**Required work:** Pull every line that holds the word "config" from the entries.

**Extracted entries:**
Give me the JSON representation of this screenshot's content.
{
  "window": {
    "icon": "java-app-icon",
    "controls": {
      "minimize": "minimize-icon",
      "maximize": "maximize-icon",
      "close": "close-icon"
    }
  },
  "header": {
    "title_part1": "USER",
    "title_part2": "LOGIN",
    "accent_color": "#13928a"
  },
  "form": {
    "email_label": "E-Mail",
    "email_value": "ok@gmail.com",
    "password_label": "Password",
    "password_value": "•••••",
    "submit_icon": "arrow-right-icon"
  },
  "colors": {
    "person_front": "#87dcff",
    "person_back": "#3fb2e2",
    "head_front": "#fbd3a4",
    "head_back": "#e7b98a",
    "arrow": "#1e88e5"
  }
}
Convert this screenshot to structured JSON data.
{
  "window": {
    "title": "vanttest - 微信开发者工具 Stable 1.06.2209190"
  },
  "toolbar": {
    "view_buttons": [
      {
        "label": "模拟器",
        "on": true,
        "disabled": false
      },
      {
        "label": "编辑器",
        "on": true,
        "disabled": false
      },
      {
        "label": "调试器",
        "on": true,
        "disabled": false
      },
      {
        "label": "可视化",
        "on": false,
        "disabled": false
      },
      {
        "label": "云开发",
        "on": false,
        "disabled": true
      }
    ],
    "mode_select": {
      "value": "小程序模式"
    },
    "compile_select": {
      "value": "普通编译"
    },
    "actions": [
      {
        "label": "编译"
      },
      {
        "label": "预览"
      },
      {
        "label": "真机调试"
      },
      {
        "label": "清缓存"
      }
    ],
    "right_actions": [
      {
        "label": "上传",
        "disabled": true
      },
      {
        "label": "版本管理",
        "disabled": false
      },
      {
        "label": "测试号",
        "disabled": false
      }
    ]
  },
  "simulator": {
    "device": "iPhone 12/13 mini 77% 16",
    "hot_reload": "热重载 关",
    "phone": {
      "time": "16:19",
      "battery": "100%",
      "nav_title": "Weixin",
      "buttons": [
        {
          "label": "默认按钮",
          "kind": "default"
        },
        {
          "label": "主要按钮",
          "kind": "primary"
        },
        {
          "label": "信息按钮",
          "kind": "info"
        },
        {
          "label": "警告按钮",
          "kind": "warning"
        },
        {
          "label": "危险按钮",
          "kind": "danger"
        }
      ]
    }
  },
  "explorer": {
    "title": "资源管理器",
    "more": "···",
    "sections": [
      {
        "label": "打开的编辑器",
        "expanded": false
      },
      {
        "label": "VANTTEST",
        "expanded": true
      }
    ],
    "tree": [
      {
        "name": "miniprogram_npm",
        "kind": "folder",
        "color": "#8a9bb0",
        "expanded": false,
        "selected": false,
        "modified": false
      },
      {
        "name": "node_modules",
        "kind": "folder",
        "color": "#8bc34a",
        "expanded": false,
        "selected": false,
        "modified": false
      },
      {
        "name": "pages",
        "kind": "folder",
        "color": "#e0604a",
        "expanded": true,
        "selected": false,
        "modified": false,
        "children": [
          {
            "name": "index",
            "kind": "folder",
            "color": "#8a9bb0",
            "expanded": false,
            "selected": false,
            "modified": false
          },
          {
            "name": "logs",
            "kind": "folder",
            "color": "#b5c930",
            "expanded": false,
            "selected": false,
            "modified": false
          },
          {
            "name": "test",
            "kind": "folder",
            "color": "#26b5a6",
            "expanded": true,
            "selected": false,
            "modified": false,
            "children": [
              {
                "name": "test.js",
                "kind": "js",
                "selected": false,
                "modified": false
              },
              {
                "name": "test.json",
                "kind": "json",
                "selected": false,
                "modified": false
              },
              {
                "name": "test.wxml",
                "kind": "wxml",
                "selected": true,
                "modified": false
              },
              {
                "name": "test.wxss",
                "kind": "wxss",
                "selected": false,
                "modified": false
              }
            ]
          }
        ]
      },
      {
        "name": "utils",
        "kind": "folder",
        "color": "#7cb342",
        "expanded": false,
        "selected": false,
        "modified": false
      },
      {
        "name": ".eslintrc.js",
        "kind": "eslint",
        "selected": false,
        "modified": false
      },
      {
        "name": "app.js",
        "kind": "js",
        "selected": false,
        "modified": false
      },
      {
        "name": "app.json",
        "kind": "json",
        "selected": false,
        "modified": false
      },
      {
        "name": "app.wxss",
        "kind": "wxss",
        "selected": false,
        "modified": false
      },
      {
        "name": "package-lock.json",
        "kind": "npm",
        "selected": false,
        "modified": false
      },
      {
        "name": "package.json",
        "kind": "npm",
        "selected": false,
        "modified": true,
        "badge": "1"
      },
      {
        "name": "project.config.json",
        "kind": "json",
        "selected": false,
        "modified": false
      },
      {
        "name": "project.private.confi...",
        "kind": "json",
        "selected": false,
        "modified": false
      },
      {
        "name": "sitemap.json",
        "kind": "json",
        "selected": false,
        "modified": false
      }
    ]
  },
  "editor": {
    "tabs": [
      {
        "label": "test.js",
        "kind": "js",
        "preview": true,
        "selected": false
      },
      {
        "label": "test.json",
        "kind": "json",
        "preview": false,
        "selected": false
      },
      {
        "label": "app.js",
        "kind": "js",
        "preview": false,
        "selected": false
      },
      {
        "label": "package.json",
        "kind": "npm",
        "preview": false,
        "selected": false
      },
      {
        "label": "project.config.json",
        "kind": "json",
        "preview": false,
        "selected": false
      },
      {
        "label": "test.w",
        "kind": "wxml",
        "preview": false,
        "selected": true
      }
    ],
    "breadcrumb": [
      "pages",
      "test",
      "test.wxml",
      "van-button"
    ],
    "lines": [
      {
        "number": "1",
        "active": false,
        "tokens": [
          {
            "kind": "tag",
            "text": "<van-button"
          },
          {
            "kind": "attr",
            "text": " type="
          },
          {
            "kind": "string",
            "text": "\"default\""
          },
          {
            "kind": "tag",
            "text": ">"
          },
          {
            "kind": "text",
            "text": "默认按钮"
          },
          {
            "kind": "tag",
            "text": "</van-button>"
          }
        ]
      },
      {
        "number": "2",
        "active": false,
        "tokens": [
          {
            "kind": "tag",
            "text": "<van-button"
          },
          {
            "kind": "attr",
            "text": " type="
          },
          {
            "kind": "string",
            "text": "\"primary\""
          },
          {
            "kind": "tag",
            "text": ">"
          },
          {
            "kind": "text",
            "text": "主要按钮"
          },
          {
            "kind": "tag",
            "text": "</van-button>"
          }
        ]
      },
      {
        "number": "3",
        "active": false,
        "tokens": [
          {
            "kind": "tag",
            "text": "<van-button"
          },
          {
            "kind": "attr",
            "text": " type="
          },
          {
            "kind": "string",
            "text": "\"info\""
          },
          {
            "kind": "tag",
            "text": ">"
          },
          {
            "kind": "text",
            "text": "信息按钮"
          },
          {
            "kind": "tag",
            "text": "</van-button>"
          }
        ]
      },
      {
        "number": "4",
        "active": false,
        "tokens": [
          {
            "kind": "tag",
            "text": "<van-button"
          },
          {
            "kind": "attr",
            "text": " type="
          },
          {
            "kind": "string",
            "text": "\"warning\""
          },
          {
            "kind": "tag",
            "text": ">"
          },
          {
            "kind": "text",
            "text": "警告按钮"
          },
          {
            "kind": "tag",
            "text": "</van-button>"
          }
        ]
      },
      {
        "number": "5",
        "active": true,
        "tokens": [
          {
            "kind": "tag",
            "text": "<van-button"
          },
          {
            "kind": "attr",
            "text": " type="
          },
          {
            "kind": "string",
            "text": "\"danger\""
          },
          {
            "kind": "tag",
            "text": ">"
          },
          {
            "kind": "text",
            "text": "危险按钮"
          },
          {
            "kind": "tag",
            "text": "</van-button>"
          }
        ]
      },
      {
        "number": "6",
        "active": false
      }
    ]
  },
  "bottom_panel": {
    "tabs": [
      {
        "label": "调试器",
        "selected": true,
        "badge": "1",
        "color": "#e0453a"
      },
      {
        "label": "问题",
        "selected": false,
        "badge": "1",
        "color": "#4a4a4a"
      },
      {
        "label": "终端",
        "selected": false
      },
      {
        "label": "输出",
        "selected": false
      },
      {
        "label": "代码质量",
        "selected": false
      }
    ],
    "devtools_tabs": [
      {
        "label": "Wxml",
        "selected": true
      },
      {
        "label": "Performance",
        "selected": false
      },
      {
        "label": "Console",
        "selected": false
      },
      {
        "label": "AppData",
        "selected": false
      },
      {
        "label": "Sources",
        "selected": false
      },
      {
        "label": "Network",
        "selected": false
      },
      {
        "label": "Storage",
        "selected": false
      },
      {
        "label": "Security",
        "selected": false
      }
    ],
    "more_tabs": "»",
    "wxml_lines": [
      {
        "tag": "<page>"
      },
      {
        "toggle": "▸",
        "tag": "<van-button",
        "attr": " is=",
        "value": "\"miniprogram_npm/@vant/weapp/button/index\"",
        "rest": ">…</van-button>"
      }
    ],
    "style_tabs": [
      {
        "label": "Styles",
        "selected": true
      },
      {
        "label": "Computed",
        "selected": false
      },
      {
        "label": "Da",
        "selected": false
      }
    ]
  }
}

**Answer to the problem:**
        "name": "project.config.json",
        "label": "project.config.json",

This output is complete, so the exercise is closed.